** Start Provided records **

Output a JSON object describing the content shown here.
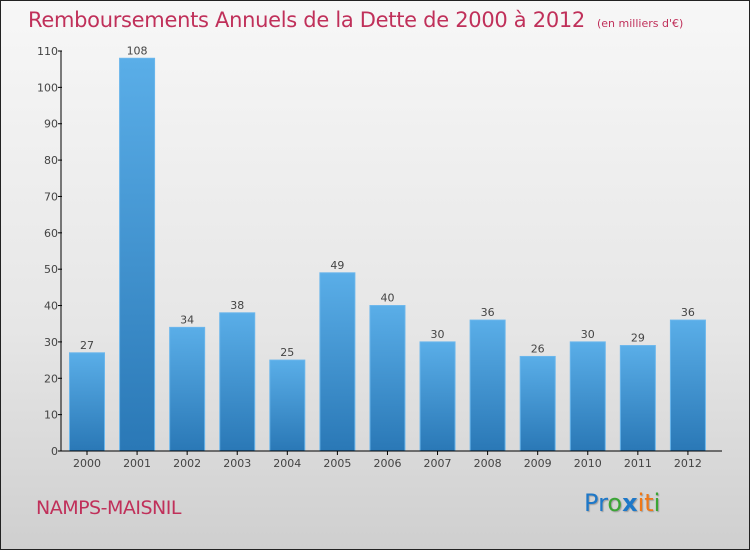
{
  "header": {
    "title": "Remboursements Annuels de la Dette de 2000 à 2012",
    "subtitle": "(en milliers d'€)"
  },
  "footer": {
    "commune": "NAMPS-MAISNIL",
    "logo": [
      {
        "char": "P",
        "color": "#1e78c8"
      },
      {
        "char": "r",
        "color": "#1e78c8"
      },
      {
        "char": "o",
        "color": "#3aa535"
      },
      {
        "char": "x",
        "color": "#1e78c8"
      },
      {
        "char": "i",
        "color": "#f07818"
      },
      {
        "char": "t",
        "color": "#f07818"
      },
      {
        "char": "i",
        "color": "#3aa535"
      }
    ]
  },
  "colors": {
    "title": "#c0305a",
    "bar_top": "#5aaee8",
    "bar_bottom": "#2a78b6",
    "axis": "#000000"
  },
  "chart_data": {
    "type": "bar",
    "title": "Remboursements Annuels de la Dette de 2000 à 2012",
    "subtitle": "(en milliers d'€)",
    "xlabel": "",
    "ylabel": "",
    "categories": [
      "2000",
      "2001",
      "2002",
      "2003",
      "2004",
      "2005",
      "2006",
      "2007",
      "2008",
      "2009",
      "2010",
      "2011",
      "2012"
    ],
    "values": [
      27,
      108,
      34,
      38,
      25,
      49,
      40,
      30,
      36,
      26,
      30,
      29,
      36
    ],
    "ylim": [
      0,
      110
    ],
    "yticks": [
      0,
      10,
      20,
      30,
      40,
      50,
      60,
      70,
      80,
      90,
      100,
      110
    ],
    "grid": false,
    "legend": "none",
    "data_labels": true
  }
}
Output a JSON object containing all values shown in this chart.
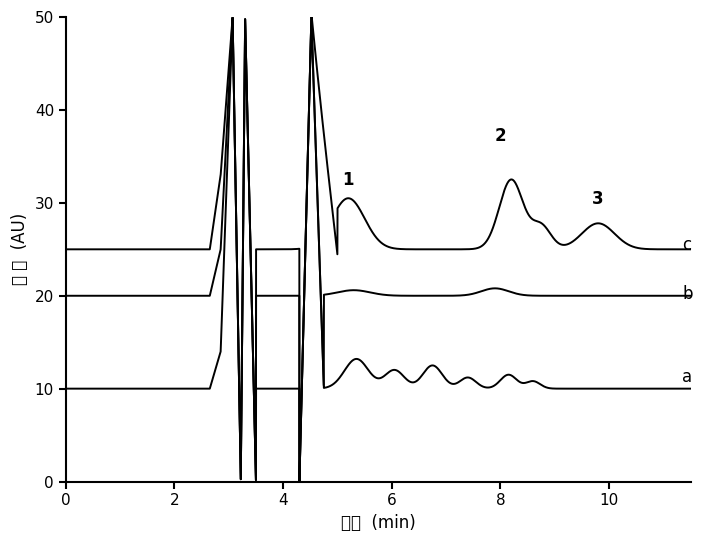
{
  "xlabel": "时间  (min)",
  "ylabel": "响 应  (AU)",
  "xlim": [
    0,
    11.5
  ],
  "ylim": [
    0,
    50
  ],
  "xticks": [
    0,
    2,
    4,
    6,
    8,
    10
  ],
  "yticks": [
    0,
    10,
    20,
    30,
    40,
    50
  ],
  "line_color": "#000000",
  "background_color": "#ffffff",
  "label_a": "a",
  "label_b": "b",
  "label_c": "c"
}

** End Provided records **

Your objective:
Set down only the lines running from the line with "Output a JSON object containing" to the end of the entries, inclusive; omit every picture.

Solution for this problem:
Output a JSON object containing all values shown in this chart.
{
  "xlabel": "时间  (min)",
  "ylabel": "响 应  (AU)",
  "xlim": [
    0,
    11.5
  ],
  "ylim": [
    0,
    50
  ],
  "xticks": [
    0,
    2,
    4,
    6,
    8,
    10
  ],
  "yticks": [
    0,
    10,
    20,
    30,
    40,
    50
  ],
  "line_color": "#000000",
  "background_color": "#ffffff",
  "label_a": "a",
  "label_b": "b",
  "label_c": "c"
}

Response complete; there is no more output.